■ **EXCERPTED DATA**:
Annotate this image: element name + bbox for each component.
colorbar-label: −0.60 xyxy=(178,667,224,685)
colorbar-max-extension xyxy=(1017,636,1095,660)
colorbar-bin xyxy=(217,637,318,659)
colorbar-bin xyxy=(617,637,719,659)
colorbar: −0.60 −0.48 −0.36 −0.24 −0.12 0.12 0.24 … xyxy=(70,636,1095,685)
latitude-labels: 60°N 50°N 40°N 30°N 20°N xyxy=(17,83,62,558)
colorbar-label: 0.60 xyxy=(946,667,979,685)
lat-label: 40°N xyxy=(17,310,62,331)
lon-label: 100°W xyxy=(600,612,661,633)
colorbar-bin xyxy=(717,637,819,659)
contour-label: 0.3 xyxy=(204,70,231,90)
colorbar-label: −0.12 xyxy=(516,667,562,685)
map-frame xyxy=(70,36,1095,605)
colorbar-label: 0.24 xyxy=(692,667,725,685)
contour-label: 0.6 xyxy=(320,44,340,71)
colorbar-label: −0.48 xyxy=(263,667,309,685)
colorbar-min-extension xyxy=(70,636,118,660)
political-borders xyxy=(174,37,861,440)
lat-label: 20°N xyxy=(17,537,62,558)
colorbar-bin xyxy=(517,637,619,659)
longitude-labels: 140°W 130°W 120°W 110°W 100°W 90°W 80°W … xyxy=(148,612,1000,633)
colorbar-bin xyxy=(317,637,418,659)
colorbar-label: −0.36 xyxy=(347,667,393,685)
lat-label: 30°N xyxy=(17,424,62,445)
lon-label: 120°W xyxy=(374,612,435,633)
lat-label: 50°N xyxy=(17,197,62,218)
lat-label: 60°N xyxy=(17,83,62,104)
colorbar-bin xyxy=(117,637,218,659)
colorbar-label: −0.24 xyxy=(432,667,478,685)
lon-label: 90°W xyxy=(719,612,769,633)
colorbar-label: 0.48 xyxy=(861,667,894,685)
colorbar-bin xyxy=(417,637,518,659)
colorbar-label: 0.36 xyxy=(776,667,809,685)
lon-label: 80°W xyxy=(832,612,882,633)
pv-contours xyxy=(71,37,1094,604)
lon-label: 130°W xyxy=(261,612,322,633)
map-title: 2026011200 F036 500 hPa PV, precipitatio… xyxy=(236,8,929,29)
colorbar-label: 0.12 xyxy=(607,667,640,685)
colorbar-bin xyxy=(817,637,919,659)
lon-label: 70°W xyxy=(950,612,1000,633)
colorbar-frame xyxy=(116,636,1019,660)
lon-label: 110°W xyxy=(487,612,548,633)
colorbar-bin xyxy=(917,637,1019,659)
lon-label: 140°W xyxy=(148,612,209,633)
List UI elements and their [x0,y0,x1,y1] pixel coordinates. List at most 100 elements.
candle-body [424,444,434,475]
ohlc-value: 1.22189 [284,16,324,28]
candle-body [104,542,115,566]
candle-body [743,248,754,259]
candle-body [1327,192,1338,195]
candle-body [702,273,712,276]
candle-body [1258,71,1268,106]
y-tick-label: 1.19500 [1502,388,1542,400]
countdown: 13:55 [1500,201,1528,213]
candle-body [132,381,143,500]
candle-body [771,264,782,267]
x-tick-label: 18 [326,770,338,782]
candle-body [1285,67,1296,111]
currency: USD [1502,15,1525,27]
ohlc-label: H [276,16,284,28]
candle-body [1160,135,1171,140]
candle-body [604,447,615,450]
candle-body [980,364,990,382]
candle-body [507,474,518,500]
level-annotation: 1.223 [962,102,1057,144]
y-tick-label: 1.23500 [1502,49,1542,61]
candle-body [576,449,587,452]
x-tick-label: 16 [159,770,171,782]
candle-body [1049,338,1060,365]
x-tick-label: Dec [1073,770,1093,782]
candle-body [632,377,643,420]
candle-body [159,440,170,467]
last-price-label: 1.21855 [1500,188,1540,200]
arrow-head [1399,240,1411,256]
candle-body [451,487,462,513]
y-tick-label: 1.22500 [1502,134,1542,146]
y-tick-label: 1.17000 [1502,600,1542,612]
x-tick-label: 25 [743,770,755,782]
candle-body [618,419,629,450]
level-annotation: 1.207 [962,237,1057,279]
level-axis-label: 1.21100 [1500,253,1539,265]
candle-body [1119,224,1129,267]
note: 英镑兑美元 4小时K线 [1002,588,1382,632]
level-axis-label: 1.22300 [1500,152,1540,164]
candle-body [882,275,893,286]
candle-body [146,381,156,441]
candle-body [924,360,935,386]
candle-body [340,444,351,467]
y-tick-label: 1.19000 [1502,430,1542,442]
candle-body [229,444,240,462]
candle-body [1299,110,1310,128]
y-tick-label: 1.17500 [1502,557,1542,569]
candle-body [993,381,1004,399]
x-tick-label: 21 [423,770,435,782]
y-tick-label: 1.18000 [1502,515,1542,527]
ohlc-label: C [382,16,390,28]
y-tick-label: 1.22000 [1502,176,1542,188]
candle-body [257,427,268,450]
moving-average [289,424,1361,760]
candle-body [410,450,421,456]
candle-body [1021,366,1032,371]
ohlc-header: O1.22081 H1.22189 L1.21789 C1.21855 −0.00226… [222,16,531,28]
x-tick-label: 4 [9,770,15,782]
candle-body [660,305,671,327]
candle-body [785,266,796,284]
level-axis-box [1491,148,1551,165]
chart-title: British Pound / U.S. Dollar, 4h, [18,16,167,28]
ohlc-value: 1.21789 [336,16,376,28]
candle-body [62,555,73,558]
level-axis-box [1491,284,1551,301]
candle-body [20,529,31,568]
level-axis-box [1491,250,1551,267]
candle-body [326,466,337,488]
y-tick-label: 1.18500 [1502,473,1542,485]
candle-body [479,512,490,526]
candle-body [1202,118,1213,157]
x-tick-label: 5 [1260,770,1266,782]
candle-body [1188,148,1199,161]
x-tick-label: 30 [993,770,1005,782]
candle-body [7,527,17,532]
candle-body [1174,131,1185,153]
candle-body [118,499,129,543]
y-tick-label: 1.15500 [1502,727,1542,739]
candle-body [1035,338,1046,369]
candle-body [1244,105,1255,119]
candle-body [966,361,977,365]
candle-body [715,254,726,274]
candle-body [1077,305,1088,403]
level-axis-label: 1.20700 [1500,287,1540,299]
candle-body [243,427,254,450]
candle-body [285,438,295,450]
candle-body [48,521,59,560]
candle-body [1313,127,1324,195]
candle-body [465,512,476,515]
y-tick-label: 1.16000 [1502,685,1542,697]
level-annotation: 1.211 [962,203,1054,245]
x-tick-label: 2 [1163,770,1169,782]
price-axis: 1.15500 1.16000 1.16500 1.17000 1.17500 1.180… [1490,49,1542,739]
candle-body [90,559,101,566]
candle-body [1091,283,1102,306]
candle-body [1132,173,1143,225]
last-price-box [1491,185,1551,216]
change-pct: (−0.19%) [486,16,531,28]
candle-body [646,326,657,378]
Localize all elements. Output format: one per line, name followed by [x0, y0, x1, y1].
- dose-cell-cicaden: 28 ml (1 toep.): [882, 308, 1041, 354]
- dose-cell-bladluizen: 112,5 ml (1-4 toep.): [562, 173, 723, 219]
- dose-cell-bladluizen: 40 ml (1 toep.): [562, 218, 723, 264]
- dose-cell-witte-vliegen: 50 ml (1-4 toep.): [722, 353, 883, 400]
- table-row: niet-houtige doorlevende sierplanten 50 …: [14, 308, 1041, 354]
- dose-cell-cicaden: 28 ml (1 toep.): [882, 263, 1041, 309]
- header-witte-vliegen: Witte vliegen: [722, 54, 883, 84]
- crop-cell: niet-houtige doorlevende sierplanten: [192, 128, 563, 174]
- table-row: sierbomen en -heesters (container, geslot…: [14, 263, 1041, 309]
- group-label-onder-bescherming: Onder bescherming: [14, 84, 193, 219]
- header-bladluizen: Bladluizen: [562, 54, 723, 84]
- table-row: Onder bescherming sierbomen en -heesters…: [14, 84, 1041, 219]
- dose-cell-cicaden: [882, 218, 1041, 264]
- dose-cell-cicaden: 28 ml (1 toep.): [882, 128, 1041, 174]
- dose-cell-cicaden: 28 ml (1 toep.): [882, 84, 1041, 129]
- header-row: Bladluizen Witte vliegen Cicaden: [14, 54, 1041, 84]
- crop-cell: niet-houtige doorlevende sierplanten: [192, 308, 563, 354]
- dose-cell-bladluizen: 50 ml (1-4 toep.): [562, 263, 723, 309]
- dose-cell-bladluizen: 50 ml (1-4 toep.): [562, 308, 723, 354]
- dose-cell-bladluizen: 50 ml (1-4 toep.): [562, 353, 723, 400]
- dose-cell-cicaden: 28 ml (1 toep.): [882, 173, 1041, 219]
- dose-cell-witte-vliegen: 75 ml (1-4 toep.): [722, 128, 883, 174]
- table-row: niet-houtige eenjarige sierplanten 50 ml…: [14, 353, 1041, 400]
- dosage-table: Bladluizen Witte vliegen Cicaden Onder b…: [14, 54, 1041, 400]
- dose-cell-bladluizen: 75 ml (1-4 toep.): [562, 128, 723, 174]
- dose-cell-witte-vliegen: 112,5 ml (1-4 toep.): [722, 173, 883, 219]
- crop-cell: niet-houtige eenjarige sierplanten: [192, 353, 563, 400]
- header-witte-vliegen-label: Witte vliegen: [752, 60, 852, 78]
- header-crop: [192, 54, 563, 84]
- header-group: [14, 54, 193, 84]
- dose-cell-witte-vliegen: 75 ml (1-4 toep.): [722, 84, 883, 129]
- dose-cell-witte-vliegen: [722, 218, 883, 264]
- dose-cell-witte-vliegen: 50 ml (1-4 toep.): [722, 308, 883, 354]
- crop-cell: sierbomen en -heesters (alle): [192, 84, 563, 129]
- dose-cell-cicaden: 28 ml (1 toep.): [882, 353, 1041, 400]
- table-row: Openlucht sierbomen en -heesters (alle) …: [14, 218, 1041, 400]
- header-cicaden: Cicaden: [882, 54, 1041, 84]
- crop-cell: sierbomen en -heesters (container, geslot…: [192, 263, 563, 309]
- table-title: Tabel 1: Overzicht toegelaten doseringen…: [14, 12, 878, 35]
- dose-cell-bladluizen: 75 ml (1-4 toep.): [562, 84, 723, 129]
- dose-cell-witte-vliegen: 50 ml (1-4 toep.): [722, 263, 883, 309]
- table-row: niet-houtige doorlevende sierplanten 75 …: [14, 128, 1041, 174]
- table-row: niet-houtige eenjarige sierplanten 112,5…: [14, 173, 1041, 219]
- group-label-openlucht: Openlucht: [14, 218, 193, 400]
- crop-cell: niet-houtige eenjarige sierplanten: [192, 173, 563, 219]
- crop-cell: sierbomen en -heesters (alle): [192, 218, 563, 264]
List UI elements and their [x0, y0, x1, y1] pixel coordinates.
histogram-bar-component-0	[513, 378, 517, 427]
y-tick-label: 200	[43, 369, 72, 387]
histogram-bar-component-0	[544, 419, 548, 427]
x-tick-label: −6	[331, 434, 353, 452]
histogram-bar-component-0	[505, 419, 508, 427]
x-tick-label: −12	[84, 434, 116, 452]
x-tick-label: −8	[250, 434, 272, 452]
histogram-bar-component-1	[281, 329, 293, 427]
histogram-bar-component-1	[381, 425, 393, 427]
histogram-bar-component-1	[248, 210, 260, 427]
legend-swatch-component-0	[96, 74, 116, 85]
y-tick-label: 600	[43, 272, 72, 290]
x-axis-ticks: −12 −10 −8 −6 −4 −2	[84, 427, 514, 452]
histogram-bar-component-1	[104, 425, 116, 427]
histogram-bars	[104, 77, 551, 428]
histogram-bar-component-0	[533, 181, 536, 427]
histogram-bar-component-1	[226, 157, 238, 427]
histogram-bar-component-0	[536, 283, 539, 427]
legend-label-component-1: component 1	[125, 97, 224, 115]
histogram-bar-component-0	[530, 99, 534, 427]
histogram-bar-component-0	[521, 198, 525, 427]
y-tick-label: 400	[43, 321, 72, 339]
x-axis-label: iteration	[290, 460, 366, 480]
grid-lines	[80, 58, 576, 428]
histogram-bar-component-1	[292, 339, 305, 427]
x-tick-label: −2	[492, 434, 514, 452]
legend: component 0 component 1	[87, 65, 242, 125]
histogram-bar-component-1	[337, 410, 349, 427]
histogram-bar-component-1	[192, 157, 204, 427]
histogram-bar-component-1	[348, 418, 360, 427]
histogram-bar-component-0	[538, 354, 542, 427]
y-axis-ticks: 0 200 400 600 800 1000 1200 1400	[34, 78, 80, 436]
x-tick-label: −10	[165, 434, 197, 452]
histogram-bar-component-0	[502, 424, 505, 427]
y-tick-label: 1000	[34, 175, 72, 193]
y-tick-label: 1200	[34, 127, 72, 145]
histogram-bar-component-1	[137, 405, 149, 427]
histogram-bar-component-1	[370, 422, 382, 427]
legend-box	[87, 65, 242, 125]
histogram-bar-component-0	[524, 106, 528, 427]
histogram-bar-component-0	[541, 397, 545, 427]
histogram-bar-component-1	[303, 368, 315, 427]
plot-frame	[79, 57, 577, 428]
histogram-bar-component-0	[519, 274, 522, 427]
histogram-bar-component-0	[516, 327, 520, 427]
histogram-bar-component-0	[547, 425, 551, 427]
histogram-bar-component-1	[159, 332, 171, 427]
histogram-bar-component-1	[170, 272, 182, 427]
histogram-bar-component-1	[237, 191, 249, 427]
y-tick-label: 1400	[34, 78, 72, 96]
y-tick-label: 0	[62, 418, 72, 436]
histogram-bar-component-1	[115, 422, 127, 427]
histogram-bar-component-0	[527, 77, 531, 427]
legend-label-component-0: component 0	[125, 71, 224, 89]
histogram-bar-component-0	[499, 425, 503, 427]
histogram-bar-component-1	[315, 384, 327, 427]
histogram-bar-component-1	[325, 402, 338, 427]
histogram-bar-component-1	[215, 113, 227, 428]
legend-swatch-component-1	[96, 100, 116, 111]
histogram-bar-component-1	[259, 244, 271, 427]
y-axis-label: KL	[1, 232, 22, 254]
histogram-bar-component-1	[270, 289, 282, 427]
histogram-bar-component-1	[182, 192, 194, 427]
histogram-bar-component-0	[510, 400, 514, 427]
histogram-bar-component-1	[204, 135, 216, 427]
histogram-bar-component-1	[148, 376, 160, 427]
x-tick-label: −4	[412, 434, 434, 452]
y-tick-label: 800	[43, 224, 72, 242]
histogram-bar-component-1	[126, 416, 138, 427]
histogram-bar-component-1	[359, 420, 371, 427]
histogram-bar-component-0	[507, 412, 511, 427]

■ **WHAT TO PRODUCE**:
Please extract every line of the data from the very first line through the line that contains "colorbar-label: 0.24 xyxy=(692,667,725,685)", with both ends included, and reproduce each line unchanged.

■ **RESULT**:
Annotate this image: element name + bbox for each component.
colorbar-label: −0.60 xyxy=(178,667,224,685)
colorbar-max-extension xyxy=(1017,636,1095,660)
colorbar-bin xyxy=(217,637,318,659)
colorbar-bin xyxy=(617,637,719,659)
colorbar: −0.60 −0.48 −0.36 −0.24 −0.12 0.12 0.24 … xyxy=(70,636,1095,685)
latitude-labels: 60°N 50°N 40°N 30°N 20°N xyxy=(17,83,62,558)
colorbar-label: 0.60 xyxy=(946,667,979,685)
lat-label: 40°N xyxy=(17,310,62,331)
lon-label: 100°W xyxy=(600,612,661,633)
colorbar-bin xyxy=(717,637,819,659)
contour-label: 0.3 xyxy=(204,70,231,90)
colorbar-label: −0.12 xyxy=(516,667,562,685)
map-frame xyxy=(70,36,1095,605)
colorbar-label: 0.24 xyxy=(692,667,725,685)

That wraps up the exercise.